▼▼▼

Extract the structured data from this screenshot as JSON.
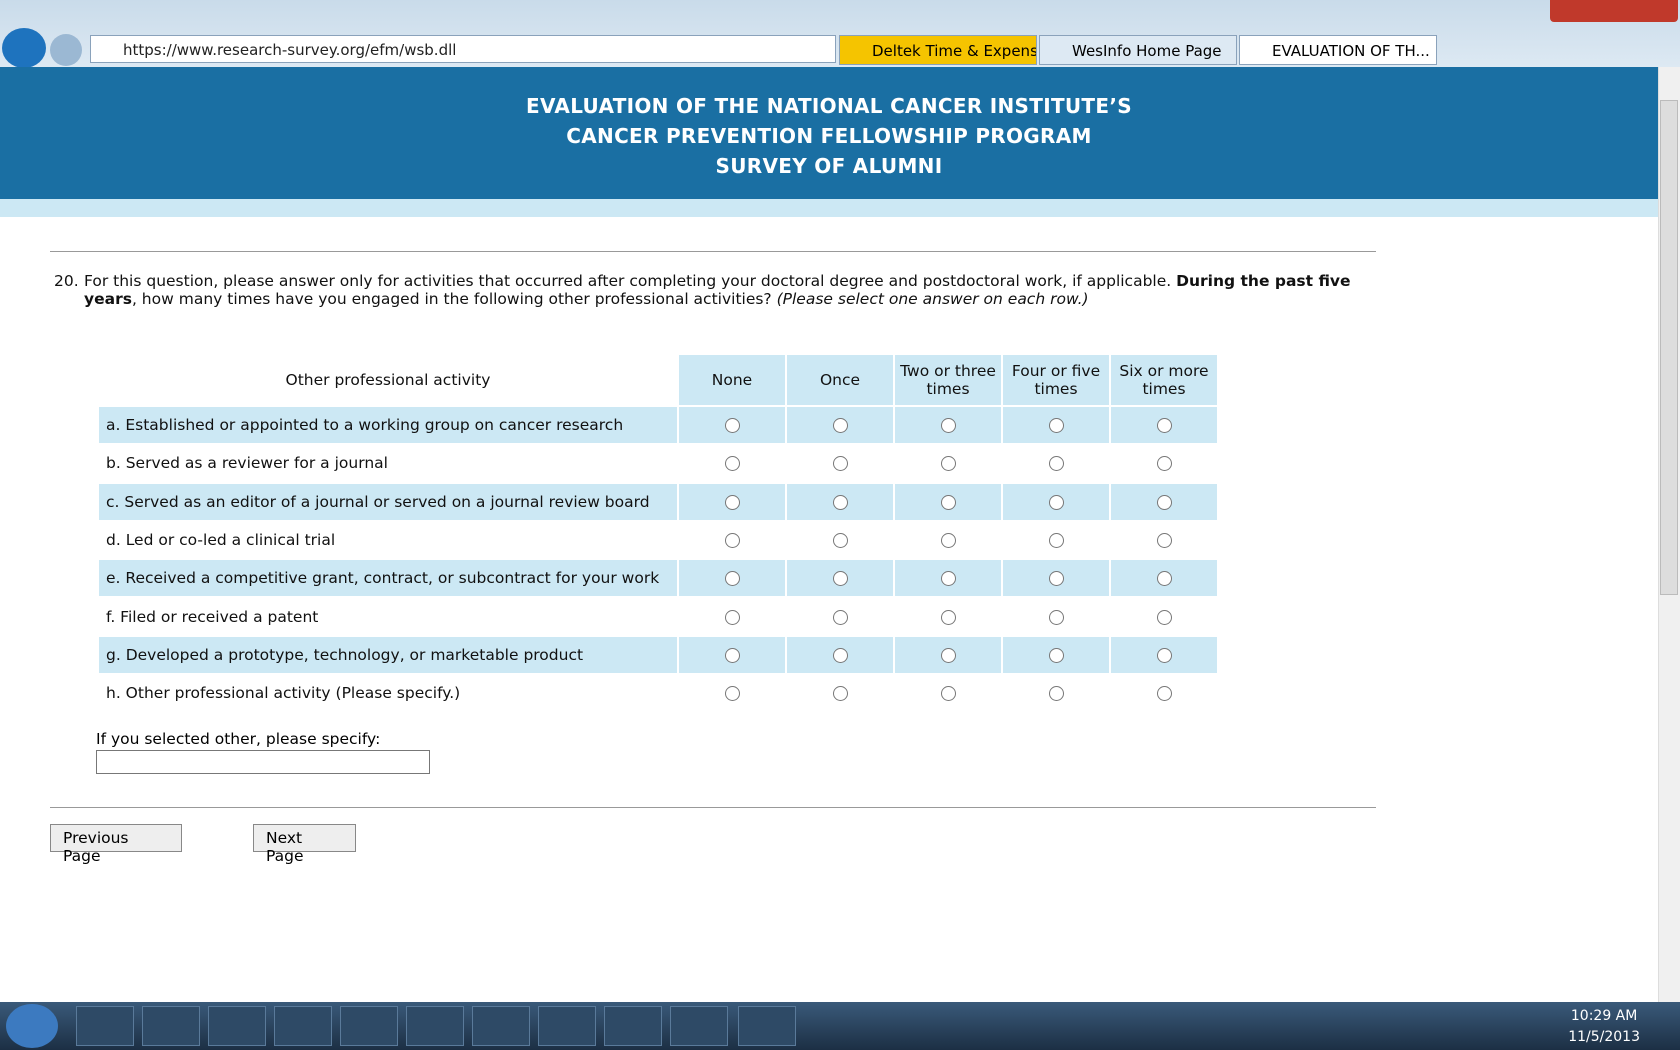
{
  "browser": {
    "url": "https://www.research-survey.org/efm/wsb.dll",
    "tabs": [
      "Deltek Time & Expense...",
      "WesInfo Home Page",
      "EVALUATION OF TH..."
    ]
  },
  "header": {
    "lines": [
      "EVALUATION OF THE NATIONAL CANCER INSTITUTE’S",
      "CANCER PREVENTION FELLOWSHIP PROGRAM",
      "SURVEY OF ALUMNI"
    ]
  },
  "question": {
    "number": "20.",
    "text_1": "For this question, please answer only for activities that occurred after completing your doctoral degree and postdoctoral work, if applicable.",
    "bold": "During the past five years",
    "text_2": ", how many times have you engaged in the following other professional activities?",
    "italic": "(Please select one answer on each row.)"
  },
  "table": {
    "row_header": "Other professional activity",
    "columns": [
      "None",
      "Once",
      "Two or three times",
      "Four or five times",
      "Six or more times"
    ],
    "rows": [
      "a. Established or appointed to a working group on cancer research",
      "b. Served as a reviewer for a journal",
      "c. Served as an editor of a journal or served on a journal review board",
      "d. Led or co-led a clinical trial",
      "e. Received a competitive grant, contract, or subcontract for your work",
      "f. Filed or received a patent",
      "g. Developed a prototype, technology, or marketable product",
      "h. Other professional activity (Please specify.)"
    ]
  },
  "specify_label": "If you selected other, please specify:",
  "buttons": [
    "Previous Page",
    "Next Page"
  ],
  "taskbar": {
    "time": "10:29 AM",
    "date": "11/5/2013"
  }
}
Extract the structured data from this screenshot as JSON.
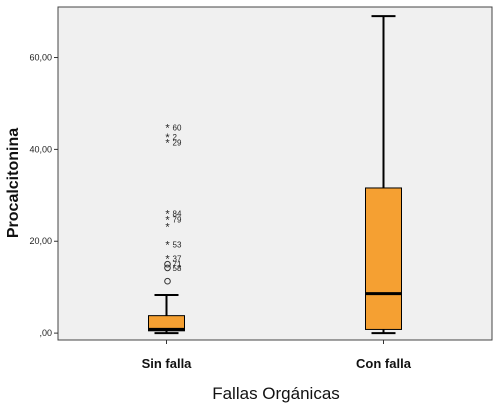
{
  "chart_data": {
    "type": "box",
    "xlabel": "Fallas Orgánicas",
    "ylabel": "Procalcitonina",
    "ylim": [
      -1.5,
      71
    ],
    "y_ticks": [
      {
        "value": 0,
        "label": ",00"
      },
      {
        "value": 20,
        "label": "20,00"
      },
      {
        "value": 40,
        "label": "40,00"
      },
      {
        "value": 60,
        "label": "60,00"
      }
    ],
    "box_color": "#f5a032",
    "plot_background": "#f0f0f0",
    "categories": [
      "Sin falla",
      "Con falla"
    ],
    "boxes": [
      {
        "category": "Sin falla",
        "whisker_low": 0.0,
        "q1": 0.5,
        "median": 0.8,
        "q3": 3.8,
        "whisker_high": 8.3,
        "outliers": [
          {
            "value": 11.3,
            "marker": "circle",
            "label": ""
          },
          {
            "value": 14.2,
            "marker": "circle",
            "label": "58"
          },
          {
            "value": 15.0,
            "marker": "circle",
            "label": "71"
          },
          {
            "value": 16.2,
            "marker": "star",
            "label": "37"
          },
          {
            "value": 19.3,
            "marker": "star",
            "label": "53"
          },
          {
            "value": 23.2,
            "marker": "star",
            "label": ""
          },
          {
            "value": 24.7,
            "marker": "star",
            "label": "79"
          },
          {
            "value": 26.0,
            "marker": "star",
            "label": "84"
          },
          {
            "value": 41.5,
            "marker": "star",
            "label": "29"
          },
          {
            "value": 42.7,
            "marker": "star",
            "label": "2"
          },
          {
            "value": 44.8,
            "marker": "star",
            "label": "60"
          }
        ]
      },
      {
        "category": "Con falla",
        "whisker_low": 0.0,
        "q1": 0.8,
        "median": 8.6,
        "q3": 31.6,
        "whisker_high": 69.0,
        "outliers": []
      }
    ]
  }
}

▲▲▲

• **Work instructions**: How many lines in the entries contain the string "Served"? Answer with the number only.

• **Finished answer**: 2